**Your goal**
Copy out all lines of the records in which the word "algorithms" appears.

**Entries provided**
[BEGIN]
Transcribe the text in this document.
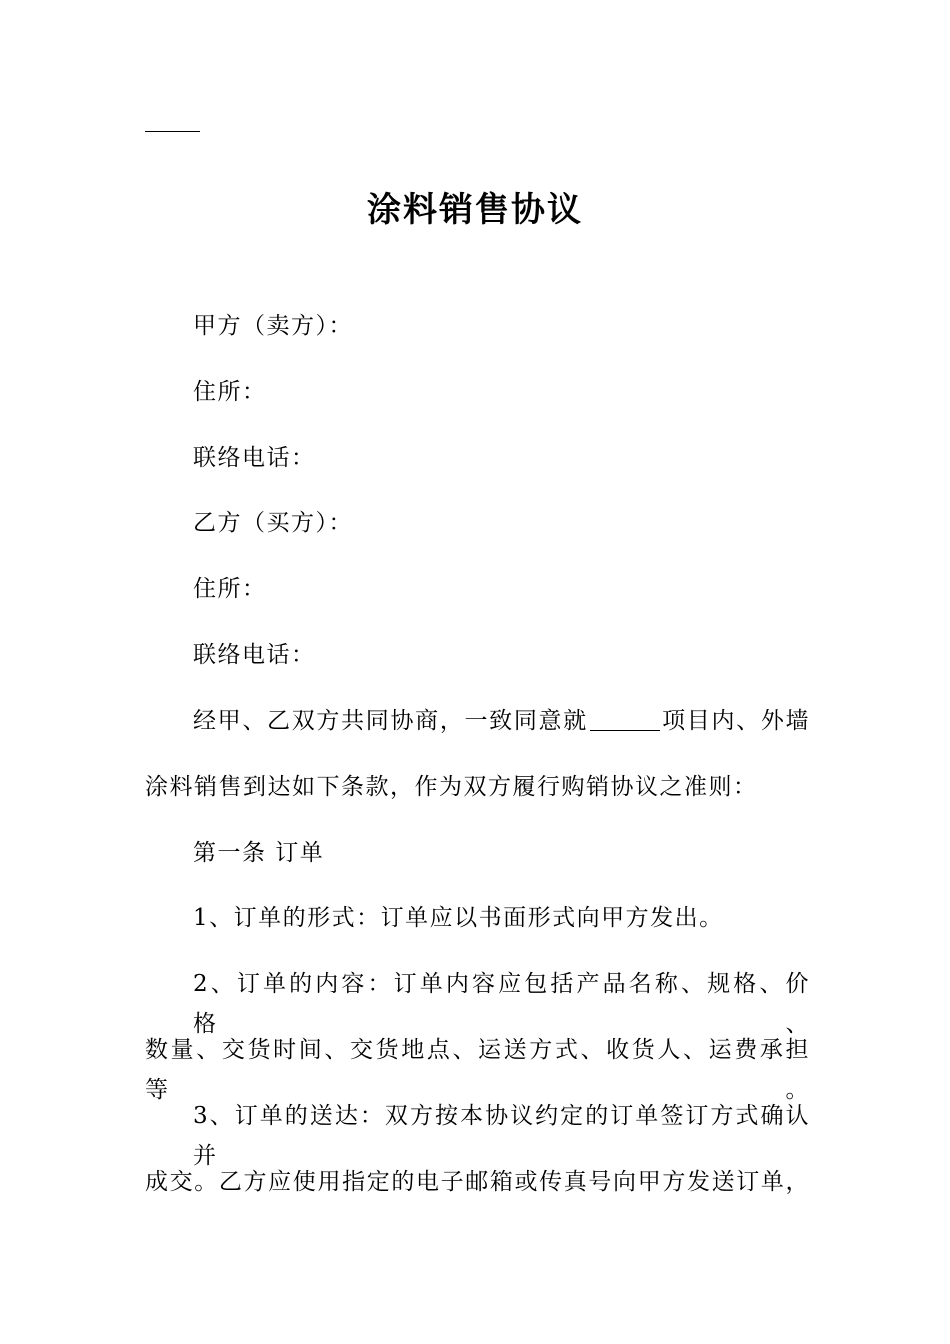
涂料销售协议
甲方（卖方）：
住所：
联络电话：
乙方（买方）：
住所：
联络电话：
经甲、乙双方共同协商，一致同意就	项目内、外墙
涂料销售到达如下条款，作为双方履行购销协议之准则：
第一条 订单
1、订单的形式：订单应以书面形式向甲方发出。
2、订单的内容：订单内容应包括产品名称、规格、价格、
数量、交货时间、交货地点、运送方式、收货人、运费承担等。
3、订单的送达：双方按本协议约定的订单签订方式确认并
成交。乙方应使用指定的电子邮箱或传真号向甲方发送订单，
[END]
[BEGIN]
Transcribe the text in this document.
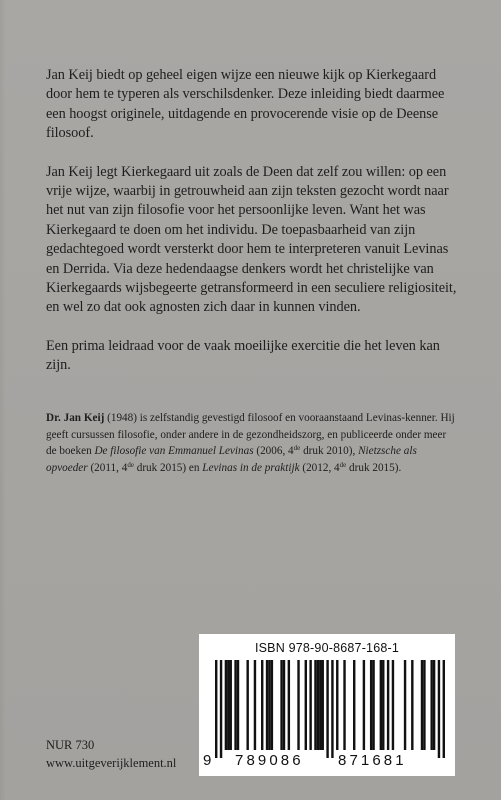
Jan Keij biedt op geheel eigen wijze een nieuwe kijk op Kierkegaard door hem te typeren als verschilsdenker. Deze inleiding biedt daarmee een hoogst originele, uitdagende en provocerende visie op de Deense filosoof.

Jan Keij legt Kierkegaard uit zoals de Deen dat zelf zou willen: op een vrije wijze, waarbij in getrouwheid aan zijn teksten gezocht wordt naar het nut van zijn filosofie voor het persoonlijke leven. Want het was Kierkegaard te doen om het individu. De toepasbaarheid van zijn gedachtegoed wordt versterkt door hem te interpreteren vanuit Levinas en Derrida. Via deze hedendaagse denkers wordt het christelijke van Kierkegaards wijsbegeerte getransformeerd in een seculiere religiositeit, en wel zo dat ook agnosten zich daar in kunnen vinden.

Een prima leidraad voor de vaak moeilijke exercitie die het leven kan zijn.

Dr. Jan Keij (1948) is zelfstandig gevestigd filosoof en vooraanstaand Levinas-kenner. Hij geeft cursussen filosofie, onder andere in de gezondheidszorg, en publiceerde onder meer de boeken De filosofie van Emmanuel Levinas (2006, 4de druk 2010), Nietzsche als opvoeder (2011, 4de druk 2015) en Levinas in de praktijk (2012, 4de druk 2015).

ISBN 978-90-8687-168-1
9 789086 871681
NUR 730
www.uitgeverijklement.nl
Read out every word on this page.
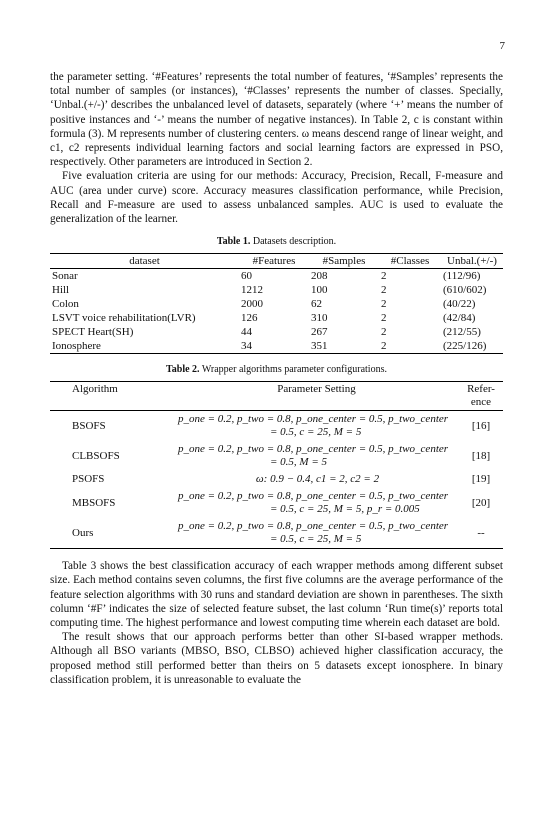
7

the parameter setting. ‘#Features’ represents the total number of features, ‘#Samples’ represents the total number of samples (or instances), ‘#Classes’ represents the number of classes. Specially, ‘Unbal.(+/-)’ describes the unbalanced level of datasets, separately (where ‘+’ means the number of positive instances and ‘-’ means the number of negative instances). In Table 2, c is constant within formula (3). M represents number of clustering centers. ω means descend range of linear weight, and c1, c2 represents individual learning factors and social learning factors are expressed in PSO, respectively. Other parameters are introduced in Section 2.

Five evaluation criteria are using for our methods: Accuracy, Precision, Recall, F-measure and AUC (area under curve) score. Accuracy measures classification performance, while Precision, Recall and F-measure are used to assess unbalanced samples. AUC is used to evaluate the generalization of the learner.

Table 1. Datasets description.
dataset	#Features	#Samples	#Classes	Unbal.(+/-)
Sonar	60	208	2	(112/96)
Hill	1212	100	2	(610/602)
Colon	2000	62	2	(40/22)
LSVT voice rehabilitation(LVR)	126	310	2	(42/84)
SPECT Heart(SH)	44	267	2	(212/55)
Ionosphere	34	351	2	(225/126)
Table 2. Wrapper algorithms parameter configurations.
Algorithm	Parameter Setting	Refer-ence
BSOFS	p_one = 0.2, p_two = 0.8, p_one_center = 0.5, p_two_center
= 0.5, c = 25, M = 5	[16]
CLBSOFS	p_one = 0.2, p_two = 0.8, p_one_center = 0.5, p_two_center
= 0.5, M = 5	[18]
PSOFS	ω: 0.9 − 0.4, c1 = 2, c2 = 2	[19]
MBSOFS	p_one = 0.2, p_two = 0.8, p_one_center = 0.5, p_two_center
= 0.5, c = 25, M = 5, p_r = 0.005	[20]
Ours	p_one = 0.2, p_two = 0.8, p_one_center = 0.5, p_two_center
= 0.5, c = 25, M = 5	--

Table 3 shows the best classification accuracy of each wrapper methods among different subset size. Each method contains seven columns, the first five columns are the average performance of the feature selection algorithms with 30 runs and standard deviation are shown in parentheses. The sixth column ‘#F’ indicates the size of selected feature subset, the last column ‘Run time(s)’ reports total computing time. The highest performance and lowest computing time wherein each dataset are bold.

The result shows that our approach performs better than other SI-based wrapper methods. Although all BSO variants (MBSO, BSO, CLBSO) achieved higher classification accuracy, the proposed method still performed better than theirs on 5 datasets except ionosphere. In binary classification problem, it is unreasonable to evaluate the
[END]
**Task output**
Table 2. Wrapper algorithms parameter configurations.
Table 3 shows the best classification accuracy of each wrapper methods among different subset size. Each method contains seven columns, the first five columns are the average performance of the feature selection algorithms with 30 runs and standard deviation are shown in parentheses. The sixth column ‘#F’ indicates the size of selected feature subset, the last column ‘Run time(s)’ reports total computing time. The highest performance and lowest computing time wherein each dataset are bold.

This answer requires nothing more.